» DATA SHOWN
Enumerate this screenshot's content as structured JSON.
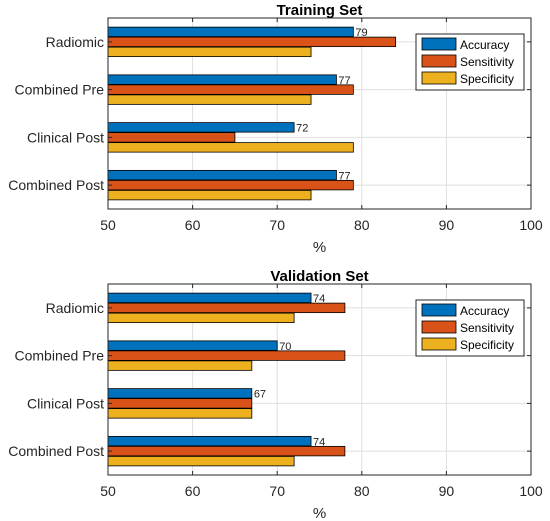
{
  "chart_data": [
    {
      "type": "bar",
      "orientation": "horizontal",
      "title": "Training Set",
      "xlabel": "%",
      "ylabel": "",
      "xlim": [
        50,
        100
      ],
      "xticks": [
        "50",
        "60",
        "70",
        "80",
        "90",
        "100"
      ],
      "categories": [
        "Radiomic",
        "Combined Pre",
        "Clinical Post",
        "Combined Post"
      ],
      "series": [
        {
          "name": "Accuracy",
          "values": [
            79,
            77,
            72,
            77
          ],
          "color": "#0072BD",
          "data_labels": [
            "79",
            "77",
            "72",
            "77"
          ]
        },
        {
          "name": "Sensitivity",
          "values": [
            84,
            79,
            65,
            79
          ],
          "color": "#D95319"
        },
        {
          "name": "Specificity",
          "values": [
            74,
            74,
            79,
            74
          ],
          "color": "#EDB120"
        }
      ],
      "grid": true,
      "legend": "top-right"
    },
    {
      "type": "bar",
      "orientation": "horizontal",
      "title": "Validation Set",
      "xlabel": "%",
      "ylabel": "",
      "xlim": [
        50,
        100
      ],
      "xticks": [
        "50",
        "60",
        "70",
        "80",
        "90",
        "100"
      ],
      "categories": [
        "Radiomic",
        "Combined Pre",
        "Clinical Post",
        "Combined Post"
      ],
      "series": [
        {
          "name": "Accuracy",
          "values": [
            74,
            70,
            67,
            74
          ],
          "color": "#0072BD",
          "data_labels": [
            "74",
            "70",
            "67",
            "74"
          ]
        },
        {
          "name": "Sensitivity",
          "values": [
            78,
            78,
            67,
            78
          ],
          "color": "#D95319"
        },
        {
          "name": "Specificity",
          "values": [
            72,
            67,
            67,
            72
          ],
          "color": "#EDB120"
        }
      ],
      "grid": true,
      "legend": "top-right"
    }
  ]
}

» STATED GOAL
Count how many lines above include the word "title" and answer with that figure only.

» EXPECTED ANSWER
2